What to produce:
Extract all lines from the data beneath that include the word "into".
─── Exercise material ───
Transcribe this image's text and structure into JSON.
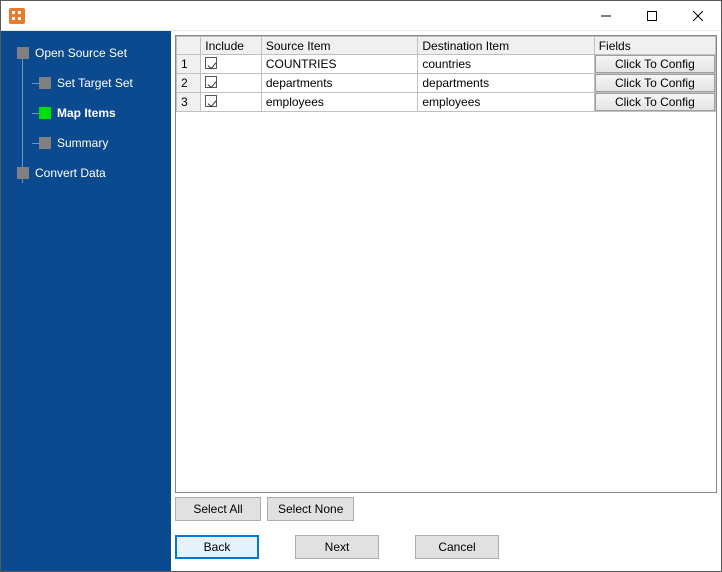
{
  "title": "",
  "sidebar": {
    "items": [
      {
        "label": "Open Source Set",
        "type": "root",
        "active": false
      },
      {
        "label": "Set Target Set",
        "type": "child",
        "active": false
      },
      {
        "label": "Map Items",
        "type": "child",
        "active": true
      },
      {
        "label": "Summary",
        "type": "child",
        "active": false
      },
      {
        "label": "Convert Data",
        "type": "root",
        "active": false
      }
    ]
  },
  "grid": {
    "headers": {
      "rownum": "",
      "include": "Include",
      "source": "Source Item",
      "dest": "Destination Item",
      "fields": "Fields"
    },
    "config_label": "Click To Config",
    "rows": [
      {
        "n": "1",
        "include": true,
        "source": "COUNTRIES",
        "dest": "countries"
      },
      {
        "n": "2",
        "include": true,
        "source": "departments",
        "dest": "departments"
      },
      {
        "n": "3",
        "include": true,
        "source": "employees",
        "dest": "employees"
      }
    ]
  },
  "buttons": {
    "select_all": "Select All",
    "select_none": "Select None",
    "back": "Back",
    "next": "Next",
    "cancel": "Cancel"
  }
}
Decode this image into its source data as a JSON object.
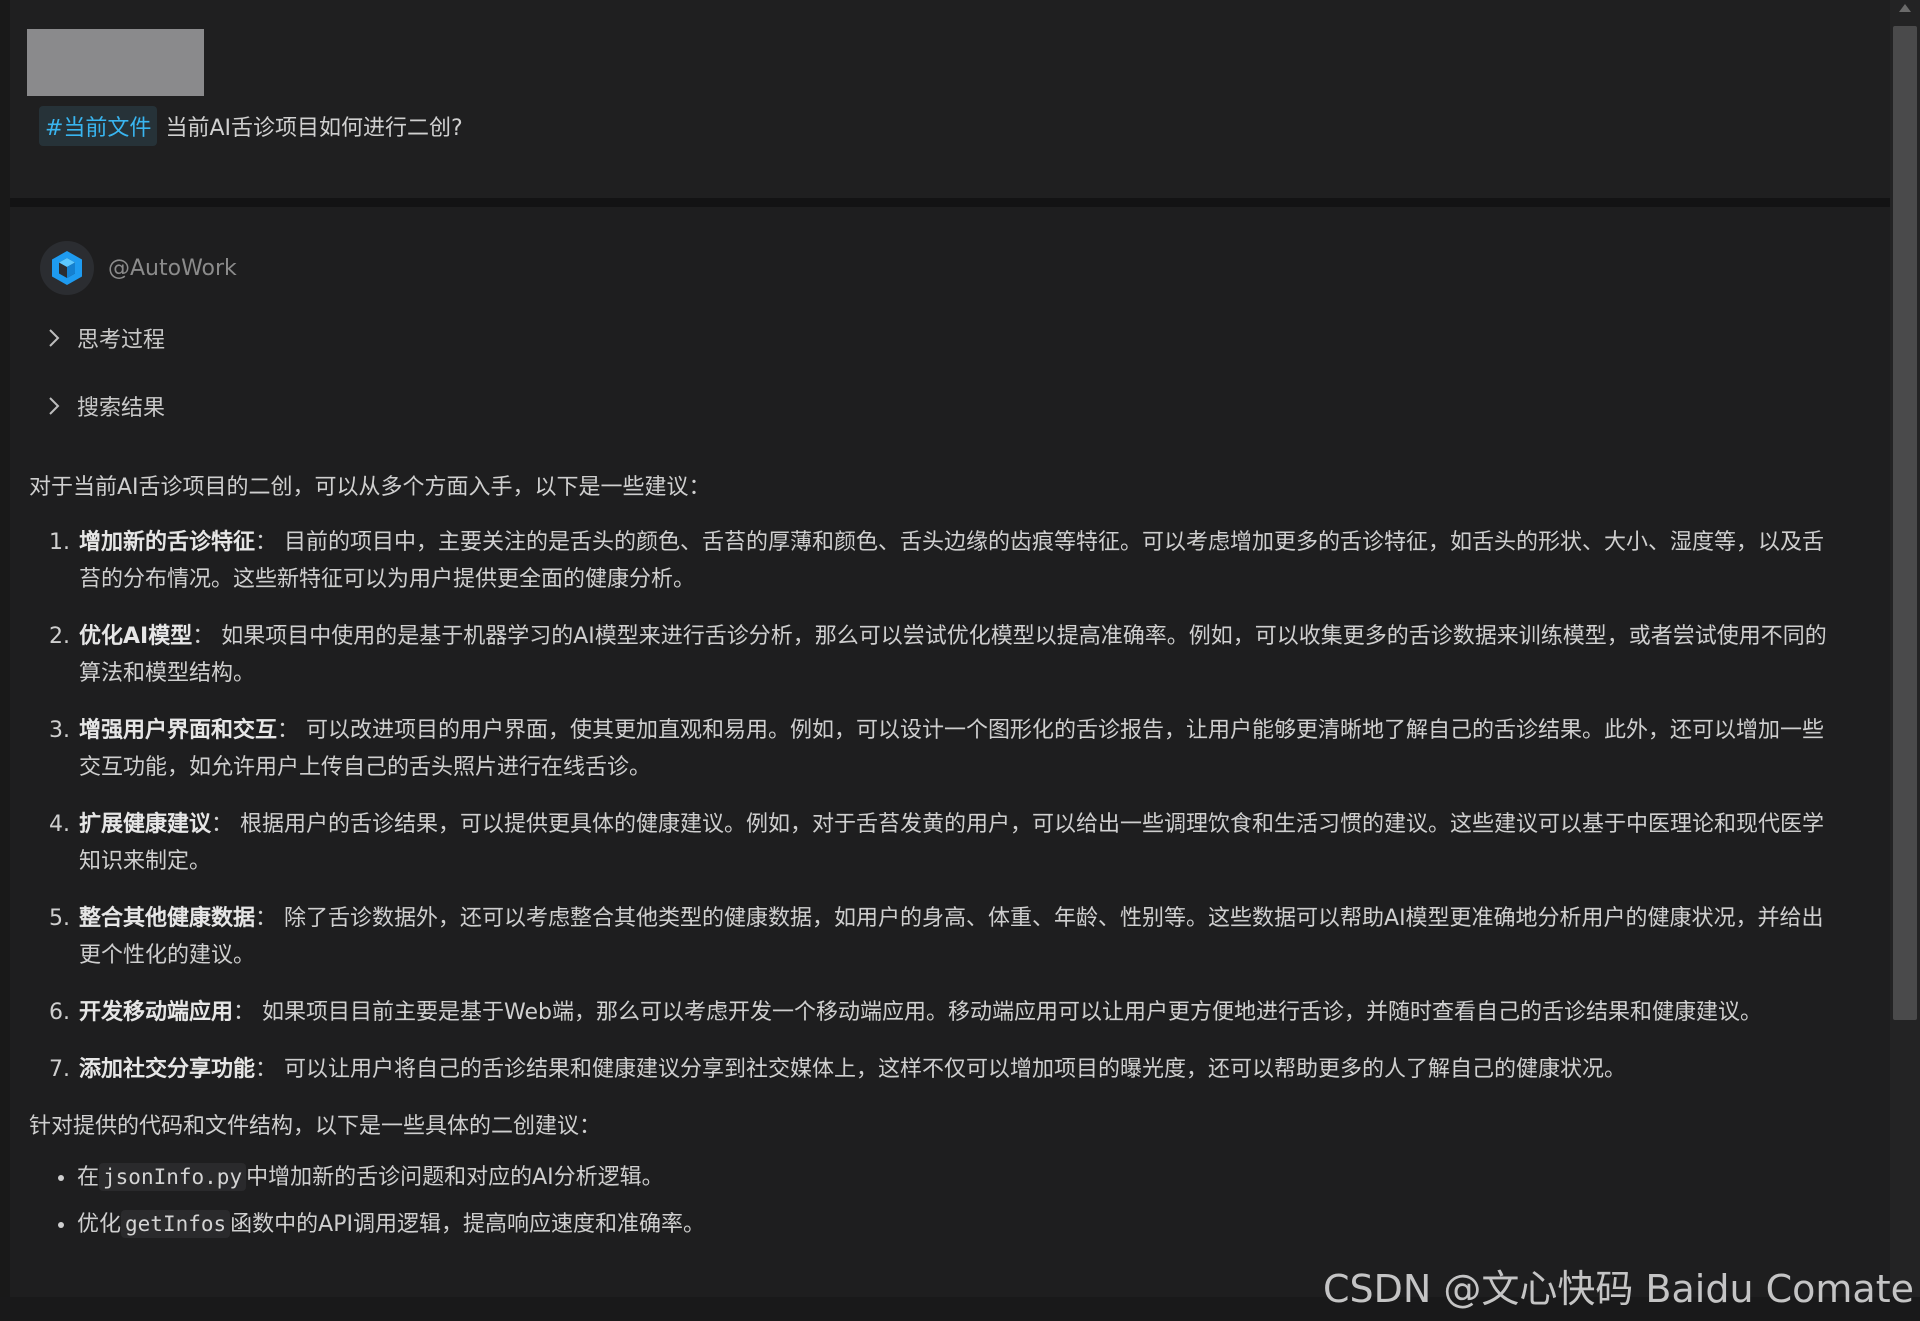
───
Right answer:
Transcribe this image's text and structure into JSON.
Decode this image into its source data as a JSON object.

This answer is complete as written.